### Problem to solve:
Read the records below. Copy each line where the string "LOVE" occurs.

### Extracted entries:
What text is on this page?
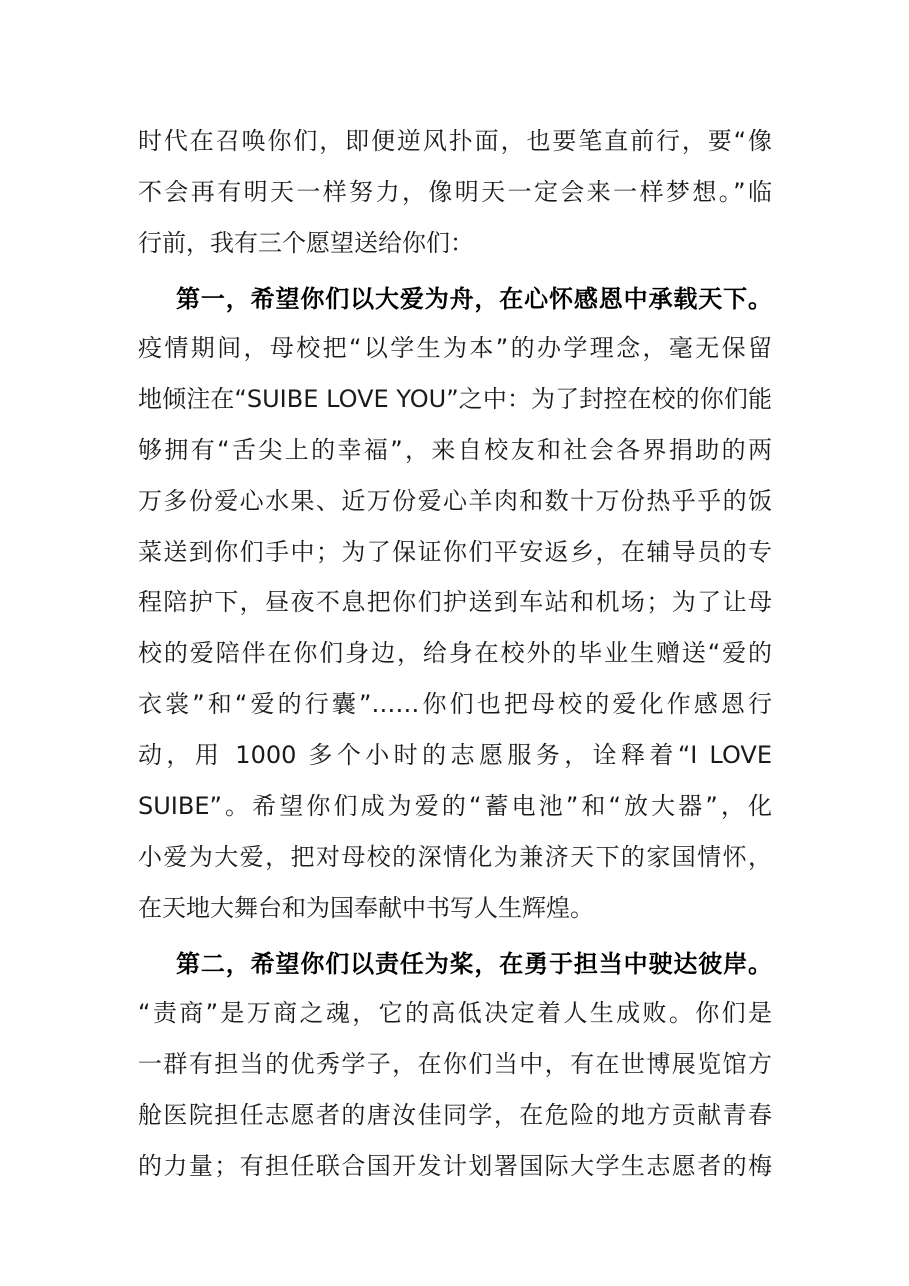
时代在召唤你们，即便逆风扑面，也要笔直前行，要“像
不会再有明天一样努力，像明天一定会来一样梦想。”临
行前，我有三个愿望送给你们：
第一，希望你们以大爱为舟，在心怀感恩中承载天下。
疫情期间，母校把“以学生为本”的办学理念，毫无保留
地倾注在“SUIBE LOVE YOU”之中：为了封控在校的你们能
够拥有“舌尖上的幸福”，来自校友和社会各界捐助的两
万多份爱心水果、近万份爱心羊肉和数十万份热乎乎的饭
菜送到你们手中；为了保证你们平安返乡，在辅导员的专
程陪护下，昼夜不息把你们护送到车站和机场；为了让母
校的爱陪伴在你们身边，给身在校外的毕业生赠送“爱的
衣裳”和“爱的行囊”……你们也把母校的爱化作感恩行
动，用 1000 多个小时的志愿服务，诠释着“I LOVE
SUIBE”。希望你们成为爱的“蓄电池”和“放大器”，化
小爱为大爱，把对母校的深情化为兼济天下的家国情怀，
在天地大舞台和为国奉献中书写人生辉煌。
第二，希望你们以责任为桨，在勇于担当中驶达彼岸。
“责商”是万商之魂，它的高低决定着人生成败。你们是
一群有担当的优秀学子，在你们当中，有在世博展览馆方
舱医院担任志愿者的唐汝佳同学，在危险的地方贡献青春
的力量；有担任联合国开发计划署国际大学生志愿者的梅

### Finished task:
地倾注在“SUIBE LOVE YOU”之中：为了封控在校的你们能
动，用 1000 多个小时的志愿服务，诠释着“I LOVE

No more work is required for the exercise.